begin RECORDS SUPPLIED

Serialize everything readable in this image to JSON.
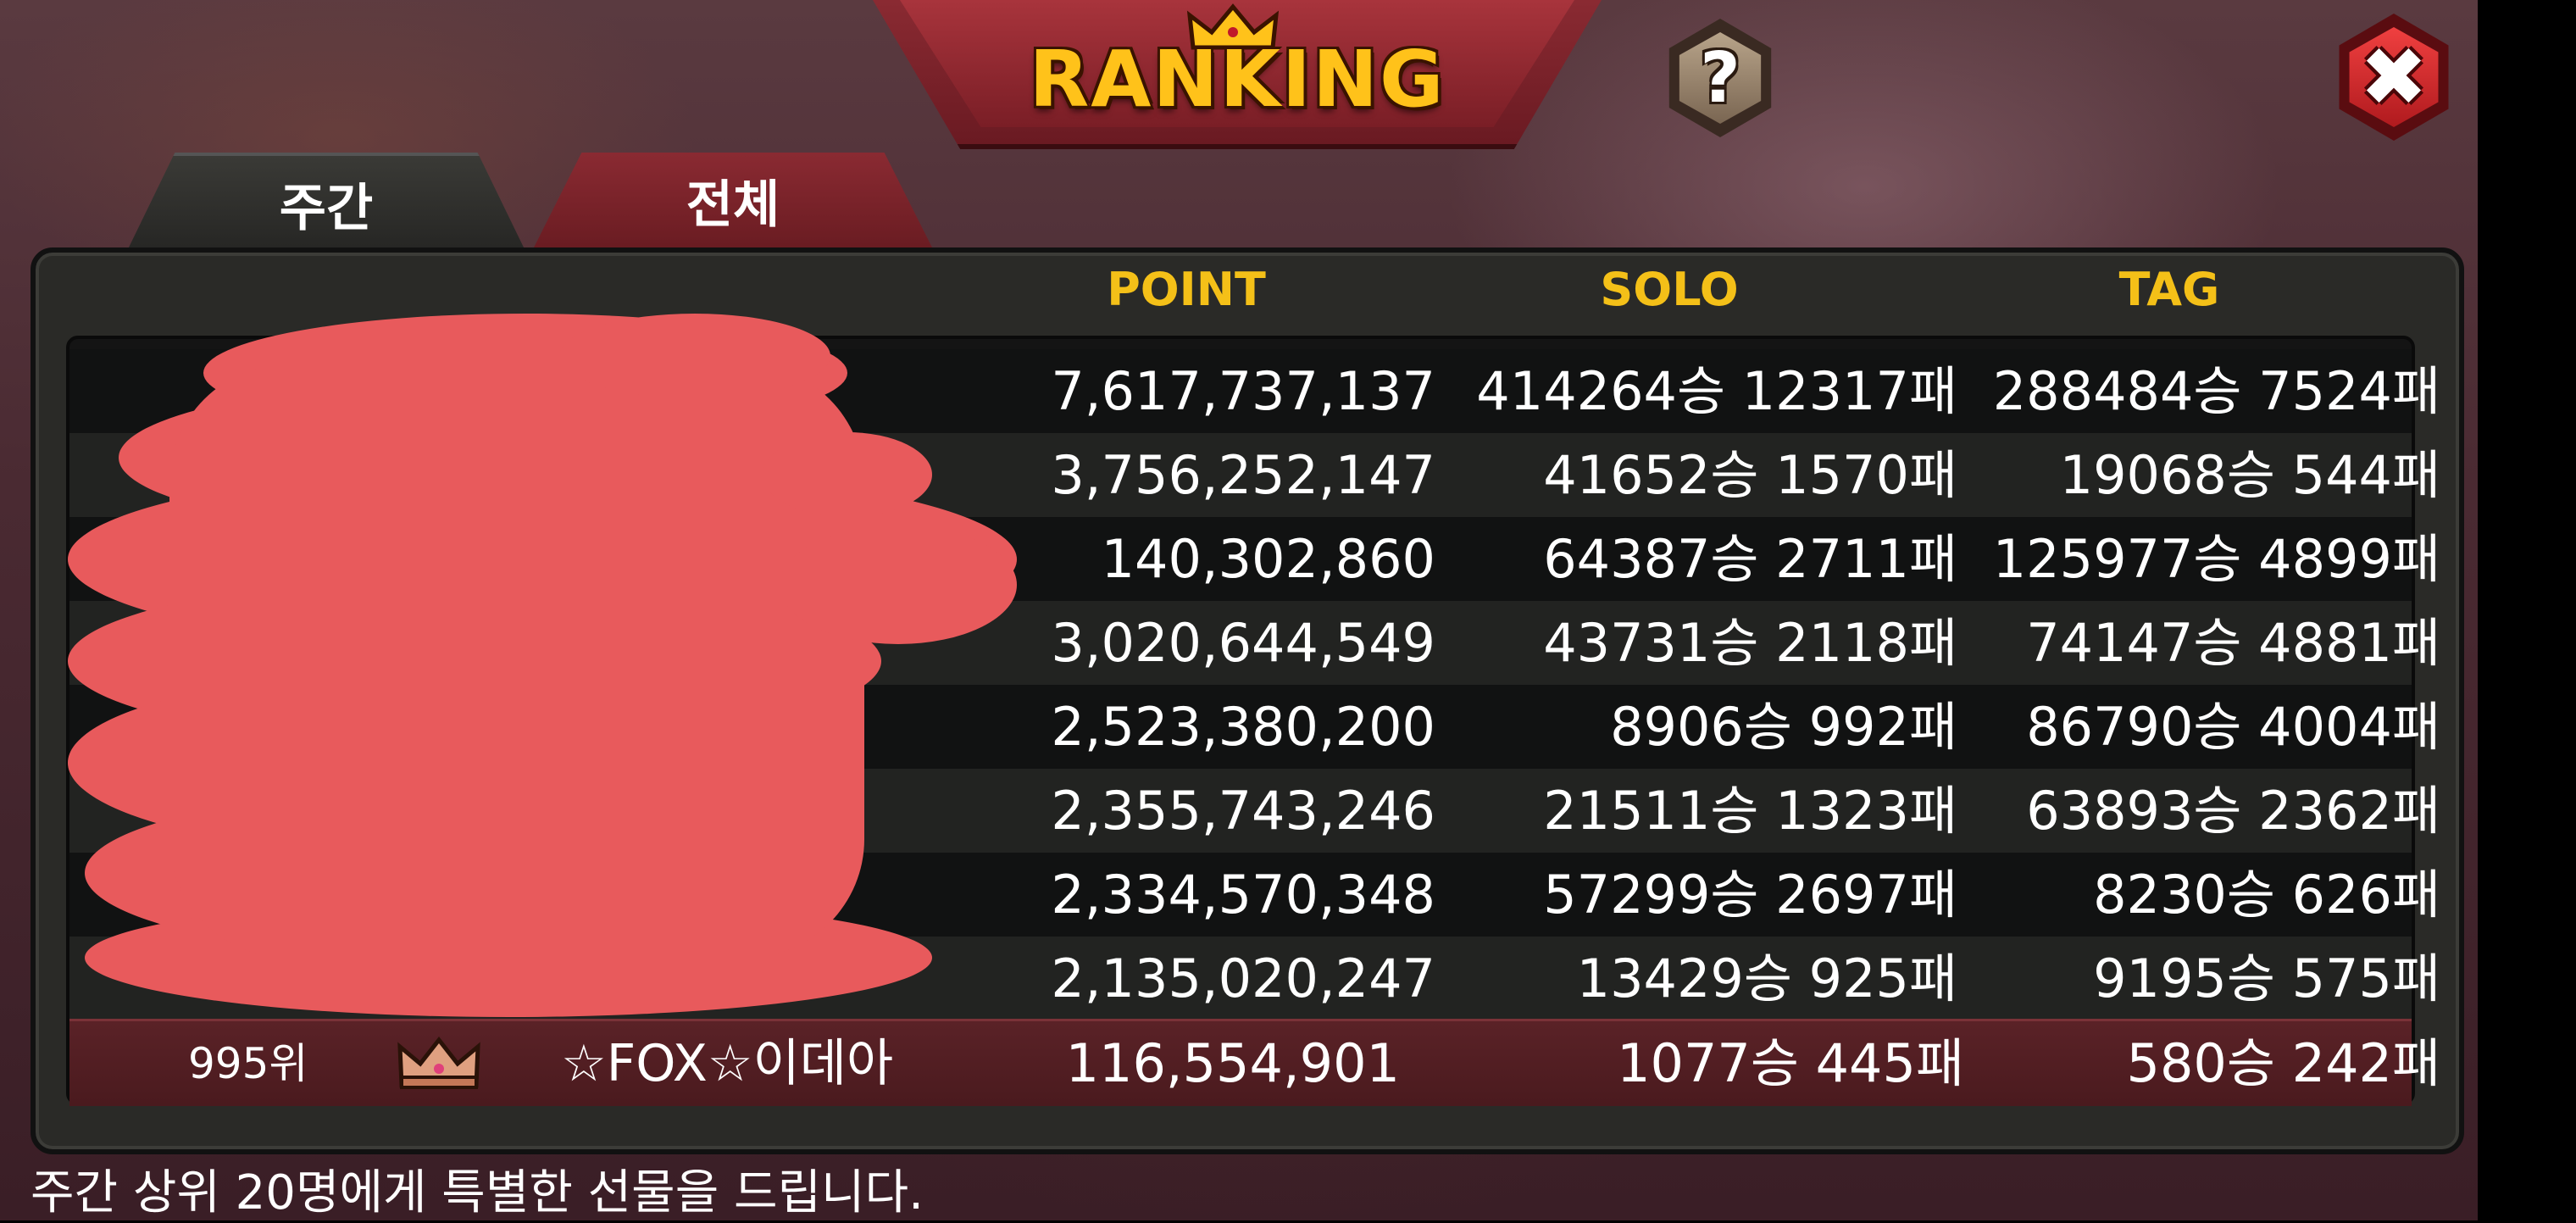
{
  "title": "RANKING",
  "tabs": [
    {
      "label": "주간",
      "active": true
    },
    {
      "label": "전체",
      "active": false
    }
  ],
  "buttons": {
    "help_icon": "?",
    "close_icon": "✖"
  },
  "columns": {
    "point": "POINT",
    "solo": "SOLO",
    "tag": "TAG"
  },
  "rows": [
    {
      "point": "7,617,737,137",
      "solo": "414264승 12317패",
      "tag": "288484승 7524패"
    },
    {
      "point": "3,756,252,147",
      "solo": "41652승 1570패",
      "tag": "19068승 544패"
    },
    {
      "point": "140,302,860",
      "solo": "64387승 2711패",
      "tag": "125977승 4899패"
    },
    {
      "point": "3,020,644,549",
      "solo": "43731승 2118패",
      "tag": "74147승 4881패"
    },
    {
      "point": "2,523,380,200",
      "solo": "8906승 992패",
      "tag": "86790승 4004패"
    },
    {
      "point": "2,355,743,246",
      "solo": "21511승 1323패",
      "tag": "63893승 2362패"
    },
    {
      "point": "2,334,570,348",
      "solo": "57299승 2697패",
      "tag": "8230승 626패"
    },
    {
      "point": "2,135,020,247",
      "solo": "13429승 925패",
      "tag": "9195승 575패"
    }
  ],
  "my_rank": {
    "rank": "995위",
    "name": "☆FOX☆이데아",
    "point": "116,554,901",
    "solo": "1077승 445패",
    "tag": "580승 242패"
  },
  "footer": "주간 상위 20명에게 특별한 선물을 드립니다.",
  "colors": {
    "accent_gold": "#f4c018",
    "banner_red": "#8a2a32",
    "redaction": "#e85a5c"
  }
}
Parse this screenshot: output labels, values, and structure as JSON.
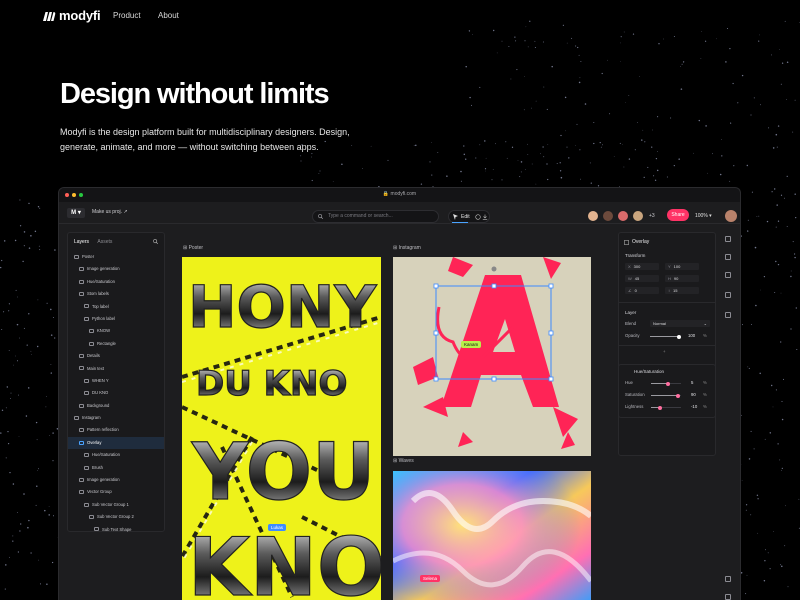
{
  "nav": {
    "brand": "modyfi",
    "links": [
      "Product",
      "About"
    ]
  },
  "hero": {
    "title": "Design without limits",
    "subtitle": "Modyfi is the design platform built for multidisciplinary designers. Design, generate, animate, and more — without switching between apps."
  },
  "app": {
    "url": "modyfi.com",
    "project_name": "Make us proj. ↗",
    "search_placeholder": "Type a command or search...",
    "edit_label": "Edit",
    "collaborator_count": "+3",
    "share_label": "Share",
    "zoom": "100%",
    "colors": {
      "accent": "#ff3366",
      "selection": "#4aa3ff",
      "poster_bg": "#eef21a",
      "insta_bg": "#d7d2bb"
    },
    "left_panel": {
      "tabs": [
        "Layers",
        "Assets"
      ],
      "layers": [
        "Poster",
        "Image generation",
        "Hue/Saturation",
        "Stom labels",
        "Top label",
        "Python label",
        "KNOW",
        "Rectangle",
        "Details",
        "Main text",
        "WHEN Y",
        "DU KNO",
        "Background",
        "Instagram",
        "Pattern reflection",
        "Overlay",
        "Hue/Saturation",
        "Brush",
        "Image generation",
        "Vector Group",
        "Sub Vector Group 1",
        "Sub Vector Group 2",
        "Sub Text Shape"
      ],
      "selected_index": 15
    },
    "canvas": {
      "frames": [
        "Poster",
        "Instagram",
        "Waves"
      ],
      "tags": [
        "Kanam",
        "Lukas",
        "Selena"
      ],
      "poster_text": [
        "HONY",
        "DU KNO",
        "YOU",
        "KNO"
      ]
    },
    "right_panel": {
      "title": "Overlay",
      "transform_label": "Transform",
      "transform_fields": [
        {
          "k": "X",
          "v": "300"
        },
        {
          "k": "Y",
          "v": "100"
        },
        {
          "k": "W",
          "v": "45"
        },
        {
          "k": "H",
          "v": "90"
        },
        {
          "k": "∠",
          "v": "0"
        },
        {
          "k": "↕",
          "v": "15"
        }
      ],
      "layer_label": "Layer",
      "blend_label": "Blend",
      "blend_value": "Normal",
      "opacity_label": "Opacity",
      "opacity_value": "100",
      "opacity_unit": "%",
      "opacity_fraction": 0.95,
      "adjust_title": "Hue/Saturation",
      "adjustments": [
        {
          "label": "Hue",
          "value": "5",
          "unit": "%",
          "fraction": 0.55
        },
        {
          "label": "Saturation",
          "value": "90",
          "unit": "%",
          "fraction": 0.9
        },
        {
          "label": "Lightness",
          "value": "-10",
          "unit": "%",
          "fraction": 0.3
        }
      ]
    }
  }
}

end RECORDS SUPPLIED

» **INSTRUCTIONS TO FOLLOW**
Copy every line of the data exactly as written, excluding the pictures.

» **ANSWER BELOW**
Serialize everything readable in this image to JSON.
{
  "title": "RANKING",
  "tabs": [
    {
      "label": "주간",
      "active": true
    },
    {
      "label": "전체",
      "active": false
    }
  ],
  "buttons": {
    "help_icon": "?",
    "close_icon": "✖"
  },
  "columns": {
    "point": "POINT",
    "solo": "SOLO",
    "tag": "TAG"
  },
  "rows": [
    {
      "point": "7,617,737,137",
      "solo": "414264승 12317패",
      "tag": "288484승 7524패"
    },
    {
      "point": "3,756,252,147",
      "solo": "41652승 1570패",
      "tag": "19068승 544패"
    },
    {
      "point": "140,302,860",
      "solo": "64387승 2711패",
      "tag": "125977승 4899패"
    },
    {
      "point": "3,020,644,549",
      "solo": "43731승 2118패",
      "tag": "74147승 4881패"
    },
    {
      "point": "2,523,380,200",
      "solo": "8906승 992패",
      "tag": "86790승 4004패"
    },
    {
      "point": "2,355,743,246",
      "solo": "21511승 1323패",
      "tag": "63893승 2362패"
    },
    {
      "point": "2,334,570,348",
      "solo": "57299승 2697패",
      "tag": "8230승 626패"
    },
    {
      "point": "2,135,020,247",
      "solo": "13429승 925패",
      "tag": "9195승 575패"
    }
  ],
  "my_rank": {
    "rank": "995위",
    "name": "☆FOX☆이데아",
    "point": "116,554,901",
    "solo": "1077승 445패",
    "tag": "580승 242패"
  },
  "footer": "주간 상위 20명에게 특별한 선물을 드립니다.",
  "colors": {
    "accent_gold": "#f4c018",
    "banner_red": "#8a2a32",
    "redaction": "#e85a5c"
  }
}
Parse this screenshot: output labels, values, and structure as JSON.
{
  "nav": {
    "brand": "modyfi",
    "links": [
      "Product",
      "About"
    ]
  },
  "hero": {
    "title": "Design without limits",
    "subtitle": "Modyfi is the design platform built for multidisciplinary designers. Design, generate, animate, and more — without switching between apps."
  },
  "app": {
    "url": "modyfi.com",
    "project_name": "Make us proj. ↗",
    "search_placeholder": "Type a command or search...",
    "edit_label": "Edit",
    "collaborator_count": "+3",
    "share_label": "Share",
    "zoom": "100%",
    "colors": {
      "accent": "#ff3366",
      "selection": "#4aa3ff",
      "poster_bg": "#eef21a",
      "insta_bg": "#d7d2bb"
    },
    "left_panel": {
      "tabs": [
        "Layers",
        "Assets"
      ],
      "layers": [
        "Poster",
        "Image generation",
        "Hue/Saturation",
        "Stom labels",
        "Top label",
        "Python label",
        "KNOW",
        "Rectangle",
        "Details",
        "Main text",
        "WHEN Y",
        "DU KNO",
        "Background",
        "Instagram",
        "Pattern reflection",
        "Overlay",
        "Hue/Saturation",
        "Brush",
        "Image generation",
        "Vector Group",
        "Sub Vector Group 1",
        "Sub Vector Group 2",
        "Sub Text Shape"
      ],
      "selected_index": 15
    },
    "canvas": {
      "frames": [
        "Poster",
        "Instagram",
        "Waves"
      ],
      "tags": [
        "Kanam",
        "Lukas",
        "Selena"
      ],
      "poster_text": [
        "HONY",
        "DU KNO",
        "YOU",
        "KNO"
      ]
    },
    "right_panel": {
      "title": "Overlay",
      "transform_label": "Transform",
      "transform_fields": [
        {
          "k": "X",
          "v": "300"
        },
        {
          "k": "Y",
          "v": "100"
        },
        {
          "k": "W",
          "v": "45"
        },
        {
          "k": "H",
          "v": "90"
        },
        {
          "k": "∠",
          "v": "0"
        },
        {
          "k": "↕",
          "v": "15"
        }
      ],
      "layer_label": "Layer",
      "blend_label": "Blend",
      "blend_value": "Normal",
      "opacity_label": "Opacity",
      "opacity_value": "100",
      "opacity_unit": "%",
      "opacity_fraction": 0.95,
      "adjust_title": "Hue/Saturation",
      "adjustments": [
        {
          "label": "Hue",
          "value": "5",
          "unit": "%",
          "fraction": 0.55
        },
        {
          "label": "Saturation",
          "value": "90",
          "unit": "%",
          "fraction": 0.9
        },
        {
          "label": "Lightness",
          "value": "-10",
          "unit": "%",
          "fraction": 0.3
        }
      ]
    }
  }
}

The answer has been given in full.